→ Task description:
Of the lines in the data below, count the ones holding the string "platser", and answer with that number only.

■ ■ ■ ■ ■ ■ ■

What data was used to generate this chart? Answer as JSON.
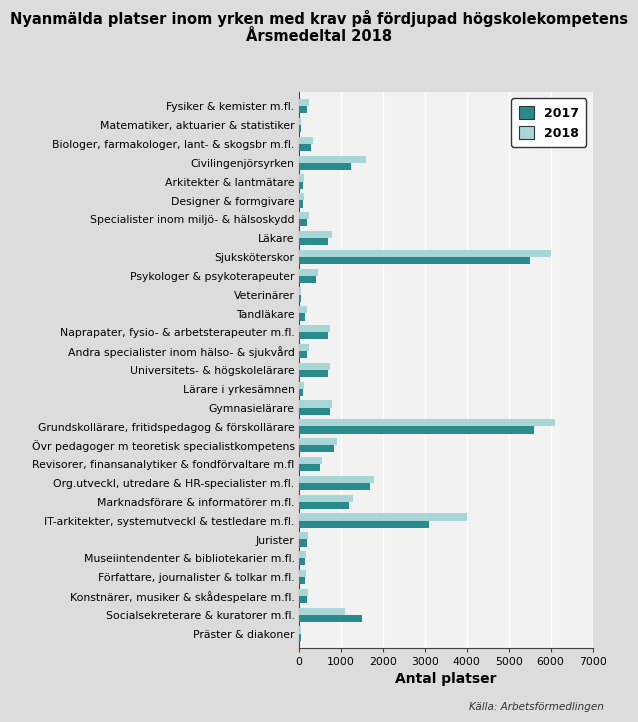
{
  "title": "Nyanmälda platser inom yrken med krav på fördjupad högskolekompetens\nÅrsmedeltal 2018",
  "xlabel": "Antal platser",
  "source": "Källa: Arbetsförmedlingen",
  "categories": [
    "Fysiker & kemister m.fl.",
    "Matematiker, aktuarier & statistiker",
    "Biologer, farmakologer, lant- & skogsbr m.fl.",
    "Civilingenjörsyrken",
    "Arkitekter & lantmätare",
    "Designer & formgivare",
    "Specialister inom miljö- & hälsoskydd",
    "Läkare",
    "Sjuksköterskor",
    "Psykologer & psykoterapeuter",
    "Veterinärer",
    "Tandläkare",
    "Naprapater, fysio- & arbetsterapeuter m.fl.",
    "Andra specialister inom hälso- & sjukvård",
    "Universitets- & högskolelärare",
    "Lärare i yrkesämnen",
    "Gymnasielärare",
    "Grundskollärare, fritidspedagog & förskollärare",
    "Övr pedagoger m teoretisk specialistkompetens",
    "Revisorer, finansanalytiker & fondförvaltare m.fl",
    "Org.utveckl, utredare & HR-specialister m.fl.",
    "Marknadsförare & informatörer m.fl.",
    "IT-arkitekter, systemutveckl & testledare m.fl.",
    "Jurister",
    "Museiintendenter & bibliotekarier m.fl.",
    "Författare, journalister & tolkar m.fl.",
    "Konstnärer, musiker & skådespelare m.fl.",
    "Socialsekreterare & kuratorer m.fl.",
    "Präster & diakoner"
  ],
  "values_2017": [
    200,
    50,
    300,
    1250,
    100,
    100,
    200,
    700,
    5500,
    400,
    50,
    150,
    700,
    200,
    700,
    100,
    750,
    5600,
    850,
    500,
    1700,
    1200,
    3100,
    200,
    150,
    150,
    200,
    1500,
    50
  ],
  "values_2018": [
    250,
    60,
    350,
    1600,
    120,
    120,
    250,
    800,
    6000,
    450,
    60,
    200,
    750,
    250,
    750,
    120,
    800,
    6100,
    900,
    550,
    1800,
    1300,
    4000,
    220,
    170,
    170,
    220,
    1100,
    60
  ],
  "color_2017": "#2a8a8c",
  "color_2018": "#a8d5d6",
  "xlim": [
    0,
    7000
  ],
  "xticks": [
    0,
    1000,
    2000,
    3000,
    4000,
    5000,
    6000,
    7000
  ],
  "background_color": "#dcdcdc",
  "plot_background": "#f2f2f2",
  "legend_labels": [
    "2017",
    "2018"
  ],
  "bar_height": 0.38,
  "title_fontsize": 10.5,
  "axis_label_fontsize": 10,
  "tick_fontsize": 7.8,
  "legend_fontsize": 9
}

■ ■ ■ ■ ■ ■ ■

→ Solution:
2